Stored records
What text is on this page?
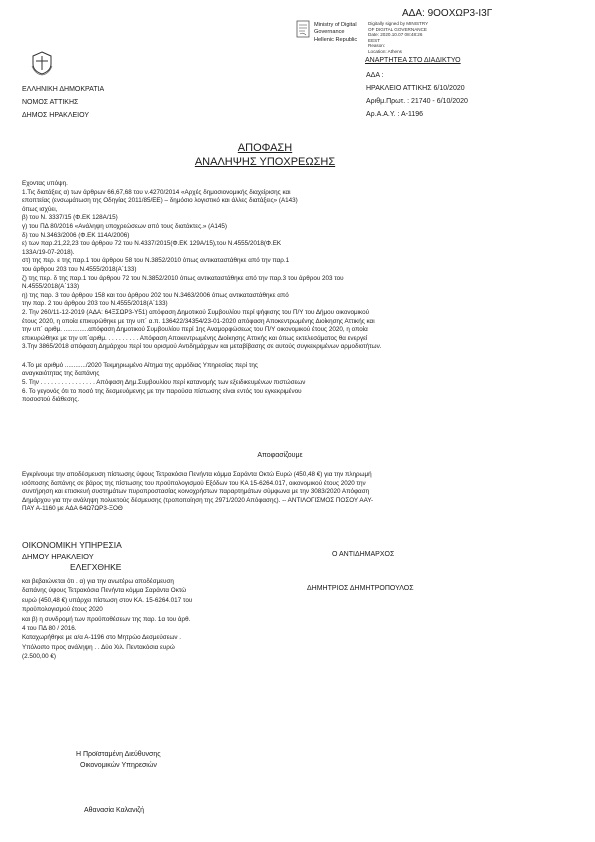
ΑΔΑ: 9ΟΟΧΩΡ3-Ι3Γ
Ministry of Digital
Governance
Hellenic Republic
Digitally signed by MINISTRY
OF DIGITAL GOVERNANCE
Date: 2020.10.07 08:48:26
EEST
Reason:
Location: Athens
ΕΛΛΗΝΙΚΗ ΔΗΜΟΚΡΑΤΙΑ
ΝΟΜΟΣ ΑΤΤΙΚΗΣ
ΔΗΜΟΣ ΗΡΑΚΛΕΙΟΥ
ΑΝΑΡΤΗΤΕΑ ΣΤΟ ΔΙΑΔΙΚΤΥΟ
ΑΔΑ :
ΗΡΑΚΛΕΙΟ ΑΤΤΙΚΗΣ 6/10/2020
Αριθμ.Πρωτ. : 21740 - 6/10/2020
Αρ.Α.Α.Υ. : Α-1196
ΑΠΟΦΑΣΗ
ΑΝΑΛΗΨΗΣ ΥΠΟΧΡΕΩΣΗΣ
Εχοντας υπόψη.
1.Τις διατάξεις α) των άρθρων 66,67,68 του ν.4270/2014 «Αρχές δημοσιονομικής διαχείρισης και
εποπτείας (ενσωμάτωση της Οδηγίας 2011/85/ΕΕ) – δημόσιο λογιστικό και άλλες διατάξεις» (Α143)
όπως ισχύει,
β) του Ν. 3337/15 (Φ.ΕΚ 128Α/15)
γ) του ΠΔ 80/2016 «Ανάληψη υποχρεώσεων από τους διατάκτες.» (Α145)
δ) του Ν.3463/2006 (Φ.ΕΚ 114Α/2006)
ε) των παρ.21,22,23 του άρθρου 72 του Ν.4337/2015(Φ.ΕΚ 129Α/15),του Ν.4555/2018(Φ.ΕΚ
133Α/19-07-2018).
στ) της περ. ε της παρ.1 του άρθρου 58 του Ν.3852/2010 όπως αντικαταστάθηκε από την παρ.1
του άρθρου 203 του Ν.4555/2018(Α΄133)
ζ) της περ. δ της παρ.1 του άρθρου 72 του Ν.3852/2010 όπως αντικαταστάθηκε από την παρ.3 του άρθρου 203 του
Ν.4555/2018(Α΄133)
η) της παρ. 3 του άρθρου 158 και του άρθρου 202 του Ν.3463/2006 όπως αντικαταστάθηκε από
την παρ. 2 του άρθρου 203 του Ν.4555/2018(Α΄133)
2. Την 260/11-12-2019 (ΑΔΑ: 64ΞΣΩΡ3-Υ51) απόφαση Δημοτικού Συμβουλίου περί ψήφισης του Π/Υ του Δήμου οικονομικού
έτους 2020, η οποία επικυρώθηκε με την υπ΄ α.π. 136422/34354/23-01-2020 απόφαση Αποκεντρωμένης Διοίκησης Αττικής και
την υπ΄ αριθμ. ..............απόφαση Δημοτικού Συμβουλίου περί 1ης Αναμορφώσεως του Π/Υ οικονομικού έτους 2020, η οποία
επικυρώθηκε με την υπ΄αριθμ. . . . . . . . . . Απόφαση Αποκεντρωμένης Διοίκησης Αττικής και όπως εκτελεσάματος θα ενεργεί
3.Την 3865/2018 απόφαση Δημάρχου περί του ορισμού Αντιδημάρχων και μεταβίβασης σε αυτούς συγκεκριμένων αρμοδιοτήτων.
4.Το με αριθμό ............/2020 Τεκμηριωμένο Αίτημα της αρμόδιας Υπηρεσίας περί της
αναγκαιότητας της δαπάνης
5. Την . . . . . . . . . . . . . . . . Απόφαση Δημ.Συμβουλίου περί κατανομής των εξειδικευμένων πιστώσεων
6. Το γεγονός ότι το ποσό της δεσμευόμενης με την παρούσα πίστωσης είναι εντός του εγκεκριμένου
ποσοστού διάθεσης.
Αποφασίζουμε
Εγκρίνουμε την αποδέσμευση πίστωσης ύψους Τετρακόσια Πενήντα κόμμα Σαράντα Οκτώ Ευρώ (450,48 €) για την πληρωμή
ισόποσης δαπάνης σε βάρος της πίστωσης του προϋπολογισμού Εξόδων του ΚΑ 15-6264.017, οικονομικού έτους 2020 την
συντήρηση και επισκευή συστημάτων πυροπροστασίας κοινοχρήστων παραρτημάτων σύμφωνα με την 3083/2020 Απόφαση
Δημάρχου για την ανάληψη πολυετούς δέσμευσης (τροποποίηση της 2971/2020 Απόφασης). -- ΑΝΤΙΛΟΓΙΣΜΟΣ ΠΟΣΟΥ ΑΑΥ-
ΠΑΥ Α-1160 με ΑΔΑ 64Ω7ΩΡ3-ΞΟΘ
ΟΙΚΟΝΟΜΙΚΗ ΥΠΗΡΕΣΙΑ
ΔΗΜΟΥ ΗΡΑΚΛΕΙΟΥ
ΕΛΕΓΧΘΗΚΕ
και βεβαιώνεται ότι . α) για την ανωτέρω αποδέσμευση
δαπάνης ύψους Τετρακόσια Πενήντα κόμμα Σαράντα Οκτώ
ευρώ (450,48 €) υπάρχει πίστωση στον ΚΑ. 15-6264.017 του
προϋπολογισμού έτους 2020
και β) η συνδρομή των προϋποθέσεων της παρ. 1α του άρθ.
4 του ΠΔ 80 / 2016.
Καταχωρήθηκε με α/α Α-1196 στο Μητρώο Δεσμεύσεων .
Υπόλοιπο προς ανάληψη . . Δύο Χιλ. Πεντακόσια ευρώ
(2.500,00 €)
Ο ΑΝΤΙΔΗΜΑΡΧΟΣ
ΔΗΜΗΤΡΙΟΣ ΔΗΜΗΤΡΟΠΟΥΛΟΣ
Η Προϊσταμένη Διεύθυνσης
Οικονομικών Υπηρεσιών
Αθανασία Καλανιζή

## CHALLENGE:
Copy all the records above exactly, but leave out the pictures.

## CORRECT OUTPUT:
What text is on this page?
ΑΔΑ: 9ΟΟΧΩΡ3-Ι3Γ
Ministry of Digital
Governance
Hellenic Republic
Digitally signed by MINISTRY
OF DIGITAL GOVERNANCE
Date: 2020.10.07 08:48:26
EEST
Reason:
Location: Athens
ΕΛΛΗΝΙΚΗ ΔΗΜΟΚΡΑΤΙΑ
ΝΟΜΟΣ ΑΤΤΙΚΗΣ
ΔΗΜΟΣ ΗΡΑΚΛΕΙΟΥ
ΑΝΑΡΤΗΤΕΑ ΣΤΟ ΔΙΑΔΙΚΤΥΟ
ΑΔΑ :
ΗΡΑΚΛΕΙΟ ΑΤΤΙΚΗΣ 6/10/2020
Αριθμ.Πρωτ. : 21740 - 6/10/2020
Αρ.Α.Α.Υ. : Α-1196
ΑΠΟΦΑΣΗ
ΑΝΑΛΗΨΗΣ ΥΠΟΧΡΕΩΣΗΣ
Εχοντας υπόψη.
1.Τις διατάξεις α) των άρθρων 66,67,68 του ν.4270/2014 «Αρχές δημοσιονομικής διαχείρισης και
εποπτείας (ενσωμάτωση της Οδηγίας 2011/85/ΕΕ) – δημόσιο λογιστικό και άλλες διατάξεις» (Α143)
όπως ισχύει,
β) του Ν. 3337/15 (Φ.ΕΚ 128Α/15)
γ) του ΠΔ 80/2016 «Ανάληψη υποχρεώσεων από τους διατάκτες.» (Α145)
δ) του Ν.3463/2006 (Φ.ΕΚ 114Α/2006)
ε) των παρ.21,22,23 του άρθρου 72 του Ν.4337/2015(Φ.ΕΚ 129Α/15),του Ν.4555/2018(Φ.ΕΚ
133Α/19-07-2018).
στ) της περ. ε της παρ.1 του άρθρου 58 του Ν.3852/2010 όπως αντικαταστάθηκε από την παρ.1
του άρθρου 203 του Ν.4555/2018(Α΄133)
ζ) της περ. δ της παρ.1 του άρθρου 72 του Ν.3852/2010 όπως αντικαταστάθηκε από την παρ.3 του άρθρου 203 του
Ν.4555/2018(Α΄133)
η) της παρ. 3 του άρθρου 158 και του άρθρου 202 του Ν.3463/2006 όπως αντικαταστάθηκε από
την παρ. 2 του άρθρου 203 του Ν.4555/2018(Α΄133)
2. Την 260/11-12-2019 (ΑΔΑ: 64ΞΣΩΡ3-Υ51) απόφαση Δημοτικού Συμβουλίου περί ψήφισης του Π/Υ του Δήμου οικονομικού
έτους 2020, η οποία επικυρώθηκε με την υπ΄ α.π. 136422/34354/23-01-2020 απόφαση Αποκεντρωμένης Διοίκησης Αττικής και
την υπ΄ αριθμ. ..............απόφαση Δημοτικού Συμβουλίου περί 1ης Αναμορφώσεως του Π/Υ οικονομικού έτους 2020, η οποία
επικυρώθηκε με την υπ΄αριθμ. . . . . . . . . . Απόφαση Αποκεντρωμένης Διοίκησης Αττικής και όπως εκτελεσάματος θα ενεργεί
3.Την 3865/2018 απόφαση Δημάρχου περί του ορισμού Αντιδημάρχων και μεταβίβασης σε αυτούς συγκεκριμένων αρμοδιοτήτων.
4.Το με αριθμό ............/2020 Τεκμηριωμένο Αίτημα της αρμόδιας Υπηρεσίας περί της
αναγκαιότητας της δαπάνης
5. Την . . . . . . . . . . . . . . . . Απόφαση Δημ.Συμβουλίου περί κατανομής των εξειδικευμένων πιστώσεων
6. Το γεγονός ότι το ποσό της δεσμευόμενης με την παρούσα πίστωσης είναι εντός του εγκεκριμένου
ποσοστού διάθεσης.
Αποφασίζουμε
Εγκρίνουμε την αποδέσμευση πίστωσης ύψους Τετρακόσια Πενήντα κόμμα Σαράντα Οκτώ Ευρώ (450,48 €) για την πληρωμή
ισόποσης δαπάνης σε βάρος της πίστωσης του προϋπολογισμού Εξόδων του ΚΑ 15-6264.017, οικονομικού έτους 2020 την
συντήρηση και επισκευή συστημάτων πυροπροστασίας κοινοχρήστων παραρτημάτων σύμφωνα με την 3083/2020 Απόφαση
Δημάρχου για την ανάληψη πολυετούς δέσμευσης (τροποποίηση της 2971/2020 Απόφασης). -- ΑΝΤΙΛΟΓΙΣΜΟΣ ΠΟΣΟΥ ΑΑΥ-
ΠΑΥ Α-1160 με ΑΔΑ 64Ω7ΩΡ3-ΞΟΘ
ΟΙΚΟΝΟΜΙΚΗ ΥΠΗΡΕΣΙΑ
ΔΗΜΟΥ ΗΡΑΚΛΕΙΟΥ
ΕΛΕΓΧΘΗΚΕ
και βεβαιώνεται ότι . α) για την ανωτέρω αποδέσμευση
δαπάνης ύψους Τετρακόσια Πενήντα κόμμα Σαράντα Οκτώ
ευρώ (450,48 €) υπάρχει πίστωση στον ΚΑ. 15-6264.017 του
προϋπολογισμού έτους 2020
και β) η συνδρομή των προϋποθέσεων της παρ. 1α του άρθ.
4 του ΠΔ 80 / 2016.
Καταχωρήθηκε με α/α Α-1196 στο Μητρώο Δεσμεύσεων .
Υπόλοιπο προς ανάληψη . . Δύο Χιλ. Πεντακόσια ευρώ
(2.500,00 €)
Ο ΑΝΤΙΔΗΜΑΡΧΟΣ
ΔΗΜΗΤΡΙΟΣ ΔΗΜΗΤΡΟΠΟΥΛΟΣ
Η Προϊσταμένη Διεύθυνσης
Οικονομικών Υπηρεσιών
Αθανασία Καλανιζή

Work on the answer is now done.